Lay out every line of the records below as a numbered list, leaving out blank lines and the pictures.
——
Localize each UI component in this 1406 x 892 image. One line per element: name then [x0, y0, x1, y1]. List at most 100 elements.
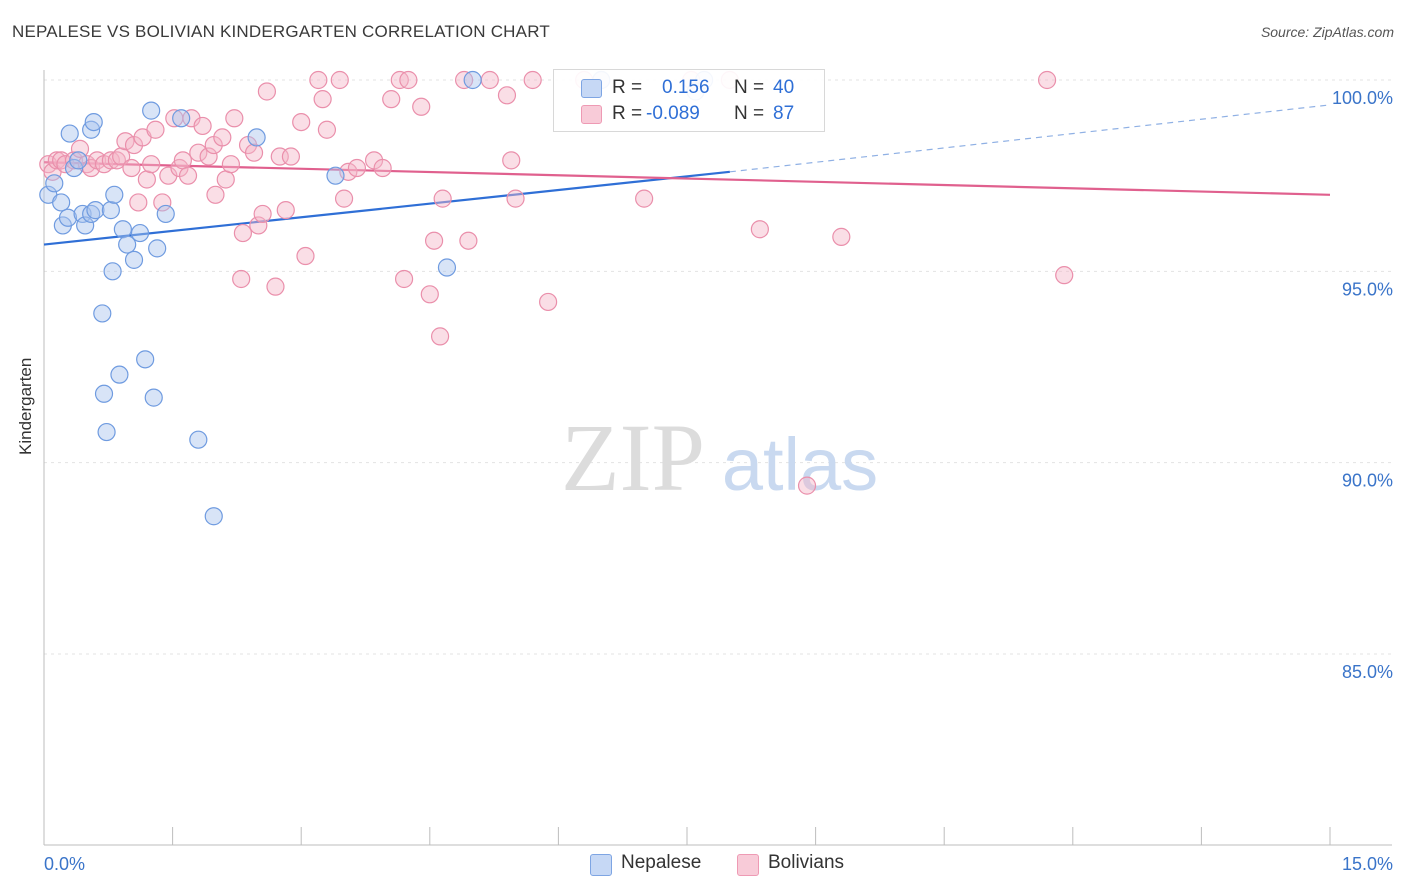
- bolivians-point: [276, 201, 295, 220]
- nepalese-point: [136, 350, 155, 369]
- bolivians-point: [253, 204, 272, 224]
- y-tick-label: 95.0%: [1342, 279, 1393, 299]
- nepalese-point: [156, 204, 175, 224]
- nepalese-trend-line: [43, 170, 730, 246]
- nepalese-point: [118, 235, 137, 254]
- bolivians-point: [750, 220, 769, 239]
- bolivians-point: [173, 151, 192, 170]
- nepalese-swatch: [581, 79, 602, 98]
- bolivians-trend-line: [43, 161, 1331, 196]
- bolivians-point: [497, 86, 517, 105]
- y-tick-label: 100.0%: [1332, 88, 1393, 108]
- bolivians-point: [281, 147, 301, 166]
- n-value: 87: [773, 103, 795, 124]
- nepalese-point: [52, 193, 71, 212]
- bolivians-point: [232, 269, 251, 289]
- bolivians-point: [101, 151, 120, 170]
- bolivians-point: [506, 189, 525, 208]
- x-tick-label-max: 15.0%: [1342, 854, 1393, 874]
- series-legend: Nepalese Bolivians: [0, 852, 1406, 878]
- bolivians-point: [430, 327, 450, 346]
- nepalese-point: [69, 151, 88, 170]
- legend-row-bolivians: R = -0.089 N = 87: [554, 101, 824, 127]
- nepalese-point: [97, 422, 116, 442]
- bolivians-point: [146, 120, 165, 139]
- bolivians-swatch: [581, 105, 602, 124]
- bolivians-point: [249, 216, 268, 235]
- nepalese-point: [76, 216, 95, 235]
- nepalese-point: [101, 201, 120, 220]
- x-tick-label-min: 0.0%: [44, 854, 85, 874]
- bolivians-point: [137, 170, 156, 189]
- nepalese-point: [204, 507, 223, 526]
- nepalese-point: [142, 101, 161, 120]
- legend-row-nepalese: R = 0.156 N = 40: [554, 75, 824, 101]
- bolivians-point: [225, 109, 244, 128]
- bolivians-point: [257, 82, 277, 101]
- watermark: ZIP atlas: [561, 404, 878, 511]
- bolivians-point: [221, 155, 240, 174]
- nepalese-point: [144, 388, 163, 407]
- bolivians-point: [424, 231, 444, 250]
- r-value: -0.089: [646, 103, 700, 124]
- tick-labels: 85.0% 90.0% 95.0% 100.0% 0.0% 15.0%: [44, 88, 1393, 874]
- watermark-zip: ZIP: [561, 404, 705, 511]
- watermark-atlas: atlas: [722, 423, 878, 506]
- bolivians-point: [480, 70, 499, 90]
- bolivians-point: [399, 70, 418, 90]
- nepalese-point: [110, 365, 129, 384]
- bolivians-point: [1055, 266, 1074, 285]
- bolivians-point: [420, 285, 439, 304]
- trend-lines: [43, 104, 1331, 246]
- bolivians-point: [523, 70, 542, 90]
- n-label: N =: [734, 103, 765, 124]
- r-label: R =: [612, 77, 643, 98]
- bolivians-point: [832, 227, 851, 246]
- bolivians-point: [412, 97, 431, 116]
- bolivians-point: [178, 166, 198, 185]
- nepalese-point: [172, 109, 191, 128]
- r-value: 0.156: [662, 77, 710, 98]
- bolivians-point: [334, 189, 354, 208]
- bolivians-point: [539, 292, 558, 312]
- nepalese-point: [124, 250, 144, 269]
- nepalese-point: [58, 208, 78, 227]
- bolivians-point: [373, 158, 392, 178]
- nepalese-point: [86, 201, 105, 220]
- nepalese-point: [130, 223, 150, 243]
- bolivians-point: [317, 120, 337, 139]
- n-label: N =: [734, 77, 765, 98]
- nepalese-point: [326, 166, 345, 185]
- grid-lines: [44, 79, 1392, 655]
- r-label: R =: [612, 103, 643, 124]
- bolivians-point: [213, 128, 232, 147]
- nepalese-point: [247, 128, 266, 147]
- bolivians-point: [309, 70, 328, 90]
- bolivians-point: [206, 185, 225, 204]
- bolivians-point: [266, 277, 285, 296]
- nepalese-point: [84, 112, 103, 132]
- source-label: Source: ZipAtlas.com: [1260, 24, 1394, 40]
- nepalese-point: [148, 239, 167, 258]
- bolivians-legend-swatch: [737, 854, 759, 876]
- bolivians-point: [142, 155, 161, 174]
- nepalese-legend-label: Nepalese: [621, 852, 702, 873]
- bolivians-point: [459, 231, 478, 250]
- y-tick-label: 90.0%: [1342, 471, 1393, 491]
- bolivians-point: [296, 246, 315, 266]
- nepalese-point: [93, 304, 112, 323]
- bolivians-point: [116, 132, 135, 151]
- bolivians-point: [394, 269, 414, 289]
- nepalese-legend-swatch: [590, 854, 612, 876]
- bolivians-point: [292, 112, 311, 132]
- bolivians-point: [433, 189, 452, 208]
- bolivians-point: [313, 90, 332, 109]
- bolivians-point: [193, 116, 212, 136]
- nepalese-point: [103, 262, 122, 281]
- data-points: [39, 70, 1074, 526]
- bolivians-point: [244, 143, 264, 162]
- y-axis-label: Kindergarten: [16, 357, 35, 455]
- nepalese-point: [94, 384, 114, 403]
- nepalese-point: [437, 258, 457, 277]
——
- **Result of the task**
1. Localize each UI component in this 1406 x 892 image. One line per element: name then [x0, y0, x1, y1]. List at most 100 elements.
2. - bolivians-point: [276, 201, 295, 220]
3. - nepalese-point: [136, 350, 155, 369]
4. - bolivians-point: [253, 204, 272, 224]
5. - y-tick-label: 95.0%: [1342, 279, 1393, 299]
6. - nepalese-point: [156, 204, 175, 224]
7. - nepalese-trend-line: [43, 170, 730, 246]
8. - nepalese-point: [118, 235, 137, 254]
9. - bolivians-point: [750, 220, 769, 239]
10. - bolivians-point: [173, 151, 192, 170]
11. - nepalese-swatch: [581, 79, 602, 98]
12. - bolivians-trend-line: [43, 161, 1331, 196]
13. - bolivians-point: [497, 86, 517, 105]
14. - y-tick-label: 100.0%: [1332, 88, 1393, 108]
15. - bolivians-point: [281, 147, 301, 166]
16. - n-value: 87: [773, 103, 795, 124]
17. - nepalese-point: [52, 193, 71, 212]
18. - bolivians-point: [232, 269, 251, 289]
19. - bolivians-point: [101, 151, 120, 170]
20. - bolivians-point: [506, 189, 525, 208]
21. - x-tick-label-max: 15.0%: [1342, 854, 1393, 874]
22. - series-legend: Nepalese Bolivians: [0, 852, 1406, 878]
23. - bolivians-point: [430, 327, 450, 346]
24. - nepalese-point: [69, 151, 88, 170]
25. - legend-row-bolivians: R = -0.089 N = 87: [554, 101, 824, 127]
26. - nepalese-point: [97, 422, 116, 442]
27. - bolivians-point: [146, 120, 165, 139]
28. - bolivians-swatch: [581, 105, 602, 124]
29. - bolivians-point: [249, 216, 268, 235]
30. - nepalese-point: [76, 216, 95, 235]
31. - nepalese-point: [101, 201, 120, 220]
32. - x-tick-label-min: 0.0%: [44, 854, 85, 874]
33. - bolivians-point: [137, 170, 156, 189]
34. - nepalese-point: [204, 507, 223, 526]
35. - nepalese-point: [142, 101, 161, 120]
36. - legend-row-nepalese: R = 0.156 N = 40: [554, 75, 824, 101]
37. - bolivians-point: [225, 109, 244, 128]
38. - bolivians-point: [257, 82, 277, 101]
39. - watermark: ZIP atlas: [561, 404, 878, 511]
40. - bolivians-point: [221, 155, 240, 174]
41. - nepalese-point: [144, 388, 163, 407]
42. - bolivians-point: [424, 231, 444, 250]
43. - r-value: -0.089: [646, 103, 700, 124]
44. - tick-labels: 85.0% 90.0% 95.0% 100.0% 0.0% 15.0%: [44, 88, 1393, 874]
45. - watermark-zip: ZIP: [561, 404, 705, 511]
46. - watermark-atlas: atlas: [722, 423, 878, 506]
47. - bolivians-point: [480, 70, 499, 90]
48. - bolivians-point: [399, 70, 418, 90]
49. - nepalese-point: [110, 365, 129, 384]
50. - bolivians-point: [1055, 266, 1074, 285]
51. - bolivians-point: [420, 285, 439, 304]
52. - trend-lines: [43, 104, 1331, 246]
53. - bolivians-point: [523, 70, 542, 90]
54. - n-label: N =: [734, 103, 765, 124]
55. - r-label: R =: [612, 77, 643, 98]
56. - bolivians-point: [832, 227, 851, 246]
57. - bolivians-point: [412, 97, 431, 116]
58. - bolivians-point: [178, 166, 198, 185]
59. - nepalese-point: [172, 109, 191, 128]
60. - r-value: 0.156: [662, 77, 710, 98]
61. - bolivians-point: [334, 189, 354, 208]
62. - bolivians-point: [539, 292, 558, 312]
63. - nepalese-point: [124, 250, 144, 269]
64. - nepalese-point: [58, 208, 78, 227]
65. - bolivians-point: [373, 158, 392, 178]
66. - nepalese-point: [86, 201, 105, 220]
67. - nepalese-point: [130, 223, 150, 243]
68. - bolivians-point: [317, 120, 337, 139]
69. - n-label: N =: [734, 77, 765, 98]
70. - nepalese-point: [326, 166, 345, 185]
71. - grid-lines: [44, 79, 1392, 655]
72. - r-label: R =: [612, 103, 643, 124]
73. - bolivians-point: [213, 128, 232, 147]
74. - nepalese-point: [247, 128, 266, 147]
75. - bolivians-point: [309, 70, 328, 90]
76. - bolivians-point: [206, 185, 225, 204]
77. - bolivians-point: [266, 277, 285, 296]
78. - nepalese-point: [84, 112, 103, 132]
79. - source-label: Source: ZipAtlas.com: [1260, 24, 1394, 40]
80. - nepalese-point: [148, 239, 167, 258]
81. - bolivians-legend-swatch: [737, 854, 759, 876]
82. - bolivians-point: [142, 155, 161, 174]
83. - nepalese-legend-label: Nepalese: [621, 852, 702, 873]
84. - bolivians-point: [459, 231, 478, 250]
85. - y-tick-label: 90.0%: [1342, 471, 1393, 491]
86. - bolivians-point: [296, 246, 315, 266]
87. - nepalese-point: [93, 304, 112, 323]
88. - bolivians-point: [116, 132, 135, 151]
89. - bolivians-point: [394, 269, 414, 289]
90. - nepalese-legend-swatch: [590, 854, 612, 876]
91. - bolivians-point: [292, 112, 311, 132]
92. - bolivians-point: [433, 189, 452, 208]
93. - bolivians-point: [313, 90, 332, 109]
94. - bolivians-point: [193, 116, 212, 136]
95. - nepalese-point: [103, 262, 122, 281]
96. - data-points: [39, 70, 1074, 526]
97. - bolivians-point: [244, 143, 264, 162]
98. - y-axis-label: Kindergarten: [16, 357, 35, 455]
99. - nepalese-point: [94, 384, 114, 403]
100. - nepalese-point: [437, 258, 457, 277]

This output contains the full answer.